> [Exercise details]
Copy every line with the string "biosphere" in it.

> [Recorded information]
--

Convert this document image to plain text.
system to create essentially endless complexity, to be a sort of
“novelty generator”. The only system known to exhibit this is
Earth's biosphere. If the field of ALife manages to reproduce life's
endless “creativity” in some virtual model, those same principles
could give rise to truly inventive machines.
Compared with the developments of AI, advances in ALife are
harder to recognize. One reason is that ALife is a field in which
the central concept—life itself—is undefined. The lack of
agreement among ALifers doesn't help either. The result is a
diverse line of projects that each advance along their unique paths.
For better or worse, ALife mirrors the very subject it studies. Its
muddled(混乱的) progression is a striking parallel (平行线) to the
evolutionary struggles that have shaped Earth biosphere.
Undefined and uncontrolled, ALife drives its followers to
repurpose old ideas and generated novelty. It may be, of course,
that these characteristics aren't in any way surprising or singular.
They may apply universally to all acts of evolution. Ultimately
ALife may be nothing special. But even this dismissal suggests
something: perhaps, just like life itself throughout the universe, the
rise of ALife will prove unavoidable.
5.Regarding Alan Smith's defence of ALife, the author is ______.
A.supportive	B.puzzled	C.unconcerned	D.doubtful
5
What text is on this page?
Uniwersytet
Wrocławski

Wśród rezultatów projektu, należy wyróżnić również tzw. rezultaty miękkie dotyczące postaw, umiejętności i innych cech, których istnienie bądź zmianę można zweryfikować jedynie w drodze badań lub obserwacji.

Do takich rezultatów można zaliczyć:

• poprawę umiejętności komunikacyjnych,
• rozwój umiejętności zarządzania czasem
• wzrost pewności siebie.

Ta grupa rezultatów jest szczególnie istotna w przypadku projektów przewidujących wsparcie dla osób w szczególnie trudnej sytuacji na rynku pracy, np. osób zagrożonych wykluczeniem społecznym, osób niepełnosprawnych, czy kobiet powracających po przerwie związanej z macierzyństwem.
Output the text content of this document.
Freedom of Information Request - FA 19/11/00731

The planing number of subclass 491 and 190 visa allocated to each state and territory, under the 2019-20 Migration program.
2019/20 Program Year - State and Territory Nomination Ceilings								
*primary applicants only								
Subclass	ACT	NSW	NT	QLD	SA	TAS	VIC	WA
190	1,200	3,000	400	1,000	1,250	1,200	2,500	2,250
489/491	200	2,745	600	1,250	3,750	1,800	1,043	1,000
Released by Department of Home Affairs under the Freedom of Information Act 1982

--

> [Answer]
Earth's biosphere. If the field of ALife manages to reproduce life's
evolutionary struggles that have shaped Earth biosphere.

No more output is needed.